Caribbean World - Spring 1999
JOHNNY BE GOOD

He's hip, he's hot and he's drop dead gorgeous. The only way enigmatic actor Johnny Depp will escape the hype is by buying his own island. Unfortunately Mustique's already taken, reports SOPHIE COOPER

With his latest film, Fear and Loathing, causing controversy and consternation among the public and critics alike, and with the birth of his child with singer and actress Vanessa Paradis, Hollywood's favorite rebel Johnny Depp is well and truly in the limelight-and as usual he's finding it a mixed blessing.

One of the few places where Depp does manage to drop out of sight is on the swanky Caribbean island of Mustique, playground of the very rich, very famous-and very-camera-shy. Depp, 35, visited the island several times with his on-off girlfriend of four years, supermodel Kate Moss, splashing out £ 4000 a week to hole up in Mick Jagger and Jerry Hall's villa Stargroves. When the paparazzi pounced on the couple as they took a break with Oasis singer Noel Gallager and his wife Meg Matthews, Depp's response was a two-fingered one.

"If there's anything I really want, it's privacy," he says wistfully, back home in the Hollywood hills. "Maybe I should do what Brando did 30 years ago - buy an island. Maybe take my girl and some friends and just go there and sleep. And read, and swim and think clear thoughts. Because you really can't do that here. Yo can't be normal…you can't just hang out and have a cup of coffee and pick your nose."

"Normal" is not something you'd expect Johnny Depp to aspire to. He's famous for playing freaks, weirdos, misfits - characters on the fringes of society such as the surreal Edward Scissorhands, good-hearted Gilbert Grape, transvestite film-maker Ed Wood and a Mafia informer in Donnie Brasco. He's consistently ignored the shiny stuff in favor of the slightly askew, rejecting the big-budget billing other actors are gagging for. Roles that Depp refused include Brad Pitt's in Legends of the Fall, Keanu's in Speed - and the part of Lestat in Interview With The Vampire, eventually played by Tom Cruise. "I'm not a Blockbuster boy, I never wanted to be," he says. "I just don't want to look back in 30 or 40 or 50 years and have my grandkids say, "You did a lot of stupid s***, Granddad. What an idiot you were, smiling for the cameras and playing the game."

Depp almost lost his first big-screen success to Cruise, who was first choice for the lead in the 1991 film Edward Scissorhands, a dark adult fairytale just mainstream enough to be a box-office hit.

"I'm attracted to the people who are considered freaks," he has repeatedly told journalists. "Since I was young, I've identified with characters considered by "normal" society to be outcasts and oddballs."

Johnny Depp was born the youngest of four children in Owensboro, Kentucky, and he actually had a pretty conventional all-American upbringing - complete with parents' divorce when he was 16. But the Depp family moved house more than 20 times when Johnny was still small - leaving him with a nagging sense of rootlessness and a preoccupation with continuity. He writes a journal, filled with what he calls "brain vomit", and collects a variety of bizarre items ranging from bugs to an overcoat once worn by one of his heroes, American Beat writer Jack Kerouac.

:::

- EXERCISE INSTRUCTIONS -
(1) Summarize the Johnny Depp article in two sentences.
(2) List the characters the Johnny Depp article says he is famous for playing.
(3) Reproduce the passage of the Johnny Depp article starting with "Johnny Depp was" and going on through "writer Jack Kerouac.".
The listing after this point is separate material, apart from the Johnny Depp article.

- EXCERPTED RECORDS -

:::

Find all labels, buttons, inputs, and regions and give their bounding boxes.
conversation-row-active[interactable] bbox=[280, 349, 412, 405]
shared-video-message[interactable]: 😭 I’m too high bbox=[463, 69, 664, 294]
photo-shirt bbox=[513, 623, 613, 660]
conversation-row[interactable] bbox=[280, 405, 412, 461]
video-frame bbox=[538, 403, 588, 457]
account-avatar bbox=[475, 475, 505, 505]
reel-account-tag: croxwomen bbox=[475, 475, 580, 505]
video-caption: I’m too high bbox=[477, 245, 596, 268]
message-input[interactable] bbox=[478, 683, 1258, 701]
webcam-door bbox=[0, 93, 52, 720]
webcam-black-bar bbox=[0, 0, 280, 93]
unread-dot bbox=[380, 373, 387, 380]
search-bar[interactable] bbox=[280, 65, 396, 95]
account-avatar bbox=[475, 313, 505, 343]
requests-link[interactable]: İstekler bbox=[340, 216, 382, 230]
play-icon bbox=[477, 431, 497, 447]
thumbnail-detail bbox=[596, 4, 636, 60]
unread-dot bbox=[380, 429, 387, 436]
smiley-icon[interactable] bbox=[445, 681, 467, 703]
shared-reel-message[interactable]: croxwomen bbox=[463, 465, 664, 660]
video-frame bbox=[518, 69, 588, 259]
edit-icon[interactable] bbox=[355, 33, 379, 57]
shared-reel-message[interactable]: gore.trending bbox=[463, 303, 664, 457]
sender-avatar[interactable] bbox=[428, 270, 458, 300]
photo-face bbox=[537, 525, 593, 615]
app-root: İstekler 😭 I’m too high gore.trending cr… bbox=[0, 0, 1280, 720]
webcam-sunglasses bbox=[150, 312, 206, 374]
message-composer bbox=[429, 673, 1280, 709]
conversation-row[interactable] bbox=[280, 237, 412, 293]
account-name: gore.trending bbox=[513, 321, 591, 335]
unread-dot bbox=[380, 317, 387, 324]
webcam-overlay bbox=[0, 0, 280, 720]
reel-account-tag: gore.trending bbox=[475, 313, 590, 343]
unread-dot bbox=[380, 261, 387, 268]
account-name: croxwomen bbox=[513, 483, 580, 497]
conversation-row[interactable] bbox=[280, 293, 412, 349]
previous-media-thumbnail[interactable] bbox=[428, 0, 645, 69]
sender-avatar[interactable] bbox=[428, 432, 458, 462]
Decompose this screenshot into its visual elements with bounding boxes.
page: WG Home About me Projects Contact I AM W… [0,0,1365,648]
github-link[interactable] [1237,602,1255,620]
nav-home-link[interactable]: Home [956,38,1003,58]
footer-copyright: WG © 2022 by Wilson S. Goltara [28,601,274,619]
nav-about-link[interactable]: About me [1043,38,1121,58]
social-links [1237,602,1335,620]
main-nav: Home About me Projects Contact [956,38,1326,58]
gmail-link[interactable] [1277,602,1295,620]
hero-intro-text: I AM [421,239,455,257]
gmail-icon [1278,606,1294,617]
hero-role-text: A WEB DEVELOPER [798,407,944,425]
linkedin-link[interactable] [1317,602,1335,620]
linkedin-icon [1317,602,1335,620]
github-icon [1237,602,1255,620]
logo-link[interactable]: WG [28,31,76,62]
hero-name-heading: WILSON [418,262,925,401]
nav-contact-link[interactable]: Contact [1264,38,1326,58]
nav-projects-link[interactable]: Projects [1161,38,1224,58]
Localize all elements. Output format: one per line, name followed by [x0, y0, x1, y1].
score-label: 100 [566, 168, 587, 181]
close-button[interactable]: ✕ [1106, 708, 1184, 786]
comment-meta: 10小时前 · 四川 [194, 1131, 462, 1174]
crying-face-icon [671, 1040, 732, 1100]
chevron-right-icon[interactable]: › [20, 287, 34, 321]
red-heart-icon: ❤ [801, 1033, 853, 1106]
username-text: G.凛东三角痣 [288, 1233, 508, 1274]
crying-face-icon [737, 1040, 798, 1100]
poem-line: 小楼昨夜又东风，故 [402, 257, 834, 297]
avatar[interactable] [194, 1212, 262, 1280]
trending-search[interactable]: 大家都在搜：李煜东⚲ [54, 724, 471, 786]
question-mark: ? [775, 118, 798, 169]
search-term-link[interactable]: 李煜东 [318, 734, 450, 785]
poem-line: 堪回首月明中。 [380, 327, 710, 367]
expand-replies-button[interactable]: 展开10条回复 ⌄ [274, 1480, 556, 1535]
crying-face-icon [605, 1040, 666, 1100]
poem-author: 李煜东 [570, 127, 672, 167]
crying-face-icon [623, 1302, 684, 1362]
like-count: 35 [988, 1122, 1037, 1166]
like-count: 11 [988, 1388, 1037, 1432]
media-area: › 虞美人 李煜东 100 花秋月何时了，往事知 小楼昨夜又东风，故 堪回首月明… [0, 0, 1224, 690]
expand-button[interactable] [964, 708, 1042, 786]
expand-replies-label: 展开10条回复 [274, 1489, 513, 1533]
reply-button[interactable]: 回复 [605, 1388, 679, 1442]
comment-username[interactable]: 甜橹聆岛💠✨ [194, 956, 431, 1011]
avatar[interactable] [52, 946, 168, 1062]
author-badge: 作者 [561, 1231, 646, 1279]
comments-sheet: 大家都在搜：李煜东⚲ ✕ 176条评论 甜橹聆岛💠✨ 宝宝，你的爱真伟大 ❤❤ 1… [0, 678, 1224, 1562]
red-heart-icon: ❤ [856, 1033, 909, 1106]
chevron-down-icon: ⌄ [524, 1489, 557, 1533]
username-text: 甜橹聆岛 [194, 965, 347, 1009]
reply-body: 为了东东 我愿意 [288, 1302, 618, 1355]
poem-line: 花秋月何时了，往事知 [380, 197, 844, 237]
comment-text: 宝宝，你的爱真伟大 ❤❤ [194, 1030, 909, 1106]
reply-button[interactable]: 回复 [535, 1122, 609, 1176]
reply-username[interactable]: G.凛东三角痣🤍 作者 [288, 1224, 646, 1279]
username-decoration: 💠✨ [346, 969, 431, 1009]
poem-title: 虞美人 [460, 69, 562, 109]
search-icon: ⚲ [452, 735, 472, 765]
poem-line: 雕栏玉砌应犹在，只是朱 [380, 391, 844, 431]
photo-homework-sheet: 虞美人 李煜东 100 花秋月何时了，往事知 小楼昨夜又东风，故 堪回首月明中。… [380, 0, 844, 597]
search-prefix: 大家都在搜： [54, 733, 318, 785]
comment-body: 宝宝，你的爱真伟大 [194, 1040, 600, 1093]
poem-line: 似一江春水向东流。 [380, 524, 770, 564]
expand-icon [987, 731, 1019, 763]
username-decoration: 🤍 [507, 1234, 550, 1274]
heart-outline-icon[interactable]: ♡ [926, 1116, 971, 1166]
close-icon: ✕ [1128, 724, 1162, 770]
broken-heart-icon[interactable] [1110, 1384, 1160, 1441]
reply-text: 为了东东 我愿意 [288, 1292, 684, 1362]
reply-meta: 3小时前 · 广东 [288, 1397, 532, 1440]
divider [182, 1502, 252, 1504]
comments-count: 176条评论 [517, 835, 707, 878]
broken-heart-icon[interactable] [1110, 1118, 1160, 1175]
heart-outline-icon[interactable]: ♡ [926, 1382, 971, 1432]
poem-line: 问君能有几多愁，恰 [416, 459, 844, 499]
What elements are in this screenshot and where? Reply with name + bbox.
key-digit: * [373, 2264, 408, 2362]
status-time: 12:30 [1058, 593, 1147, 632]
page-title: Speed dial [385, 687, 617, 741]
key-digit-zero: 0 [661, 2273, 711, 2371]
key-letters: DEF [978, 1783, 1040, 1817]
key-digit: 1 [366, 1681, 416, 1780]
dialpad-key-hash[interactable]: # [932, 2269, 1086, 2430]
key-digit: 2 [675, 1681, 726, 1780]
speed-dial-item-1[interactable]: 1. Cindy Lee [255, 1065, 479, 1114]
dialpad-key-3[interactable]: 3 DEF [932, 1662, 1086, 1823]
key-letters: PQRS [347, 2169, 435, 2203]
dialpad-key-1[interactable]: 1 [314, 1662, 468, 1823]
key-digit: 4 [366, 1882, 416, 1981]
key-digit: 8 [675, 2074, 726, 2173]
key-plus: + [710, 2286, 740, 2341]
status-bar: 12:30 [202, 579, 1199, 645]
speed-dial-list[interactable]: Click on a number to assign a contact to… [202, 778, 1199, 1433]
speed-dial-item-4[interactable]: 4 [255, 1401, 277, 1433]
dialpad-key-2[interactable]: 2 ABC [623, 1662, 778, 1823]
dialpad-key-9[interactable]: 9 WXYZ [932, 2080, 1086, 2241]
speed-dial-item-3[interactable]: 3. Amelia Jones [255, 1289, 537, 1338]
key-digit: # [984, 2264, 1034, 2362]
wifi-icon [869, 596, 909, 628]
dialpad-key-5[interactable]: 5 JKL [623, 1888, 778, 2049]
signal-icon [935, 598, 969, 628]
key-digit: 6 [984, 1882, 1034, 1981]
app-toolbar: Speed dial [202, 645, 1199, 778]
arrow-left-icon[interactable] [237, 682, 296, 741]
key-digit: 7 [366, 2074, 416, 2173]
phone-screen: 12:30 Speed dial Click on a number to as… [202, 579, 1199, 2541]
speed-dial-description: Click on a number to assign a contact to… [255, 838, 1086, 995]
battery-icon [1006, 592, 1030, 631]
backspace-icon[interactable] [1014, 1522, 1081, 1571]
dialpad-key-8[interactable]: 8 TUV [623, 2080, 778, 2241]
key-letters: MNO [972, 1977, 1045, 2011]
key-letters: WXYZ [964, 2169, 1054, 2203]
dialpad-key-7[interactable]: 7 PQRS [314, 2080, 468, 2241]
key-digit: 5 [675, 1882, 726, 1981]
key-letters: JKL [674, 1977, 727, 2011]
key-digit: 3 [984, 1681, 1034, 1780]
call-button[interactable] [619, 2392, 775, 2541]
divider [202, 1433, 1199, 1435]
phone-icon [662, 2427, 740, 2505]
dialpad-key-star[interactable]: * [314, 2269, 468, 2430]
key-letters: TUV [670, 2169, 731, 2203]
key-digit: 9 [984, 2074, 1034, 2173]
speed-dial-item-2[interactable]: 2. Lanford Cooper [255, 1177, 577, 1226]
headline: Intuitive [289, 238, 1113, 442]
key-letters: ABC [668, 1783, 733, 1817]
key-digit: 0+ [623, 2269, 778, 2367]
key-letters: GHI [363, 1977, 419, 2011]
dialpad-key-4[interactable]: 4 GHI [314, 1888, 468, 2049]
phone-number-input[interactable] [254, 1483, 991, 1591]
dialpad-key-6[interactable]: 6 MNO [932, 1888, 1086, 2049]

:::

- RESULTS BY TASK -
(1) With his latest film, Fear and Loathing, causing controversy and a child born with Vanessa Paradis, Johnny Depp is in the limelight and finds it a mixed blessing, longing for the privacy he has found on Mustique and musing about buying an island. Famous for playing freaks and misfits and for rejecting big-budget roles, he grew up in Kentucky in a family that moved more than 20 times, which left him with a nagging sense of rootlessness.

(2)
- Edward Scissorhands
- Gilbert Grape
- Ed Wood, a transvestite film-maker
- A Mafia informer in Donnie Brasco

(3)
Johnny Depp was born the youngest of four children in Owensboro, Kentucky, and he actually had a pretty conventional all-American upbringing - complete with parents' divorce when he was 16. But the Depp family moved house more than 20 times when Johnny was still small - leaving him with a nagging sense of rootlessness and a preoccupation with continuity. He writes a journal, filled with what he calls "brain vomit", and collects a variety of bizarre items ranging from bugs to an overcoat once worn by one of his heroes, American Beat writer Jack Kerouac.